■ **To do**
Skip the images and copy each record exactly as written.

━━━━━ Data rows

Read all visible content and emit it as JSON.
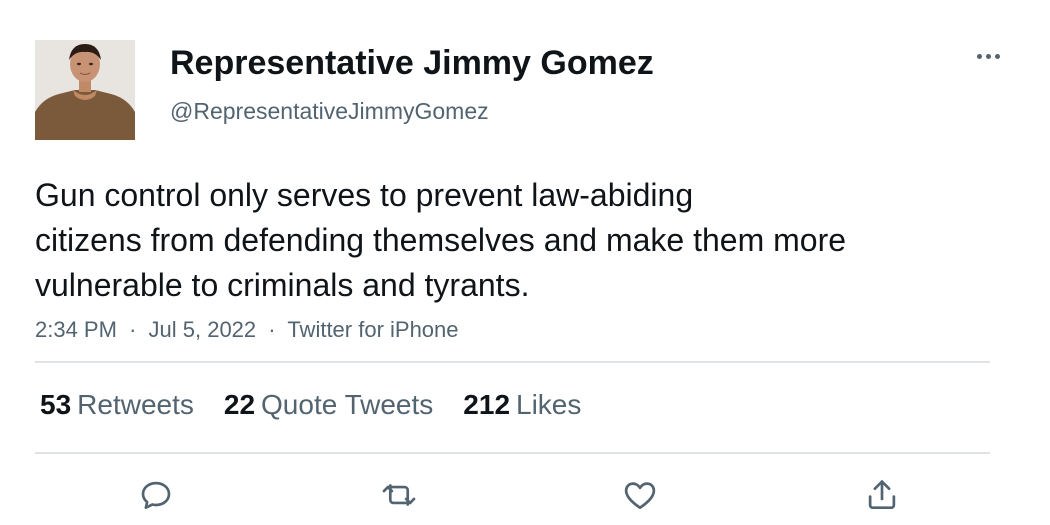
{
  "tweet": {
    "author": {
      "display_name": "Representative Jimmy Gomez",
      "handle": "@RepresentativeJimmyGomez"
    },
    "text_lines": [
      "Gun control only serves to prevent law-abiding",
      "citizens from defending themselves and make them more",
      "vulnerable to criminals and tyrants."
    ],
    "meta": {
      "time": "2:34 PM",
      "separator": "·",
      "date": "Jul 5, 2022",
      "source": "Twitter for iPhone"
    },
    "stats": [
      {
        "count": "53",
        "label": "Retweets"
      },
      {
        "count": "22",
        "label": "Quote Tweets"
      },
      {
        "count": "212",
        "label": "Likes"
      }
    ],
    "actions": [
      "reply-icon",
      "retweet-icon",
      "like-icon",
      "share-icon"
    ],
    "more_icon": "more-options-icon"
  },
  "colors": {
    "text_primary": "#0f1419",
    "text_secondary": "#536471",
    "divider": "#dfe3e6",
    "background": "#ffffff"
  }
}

━━━━━━━━━━

■ **Problem solution**
Read all visible content and emit it as JSON.
{
  "tweet": {
    "author": {
      "display_name": "Representative Jimmy Gomez",
      "handle": "@RepresentativeJimmyGomez"
    },
    "text_lines": [
      "Gun control only serves to prevent law-abiding",
      "citizens from defending themselves and make them more",
      "vulnerable to criminals and tyrants."
    ],
    "meta": {
      "time": "2:34 PM",
      "separator": "·",
      "date": "Jul 5, 2022",
      "source": "Twitter for iPhone"
    },
    "stats": [
      {
        "count": "53",
        "label": "Retweets"
      },
      {
        "count": "22",
        "label": "Quote Tweets"
      },
      {
        "count": "212",
        "label": "Likes"
      }
    ],
    "actions": [
      "reply-icon",
      "retweet-icon",
      "like-icon",
      "share-icon"
    ],
    "more_icon": "more-options-icon"
  },
  "colors": {
    "text_primary": "#0f1419",
    "text_secondary": "#536471",
    "divider": "#dfe3e6",
    "background": "#ffffff"
  }
}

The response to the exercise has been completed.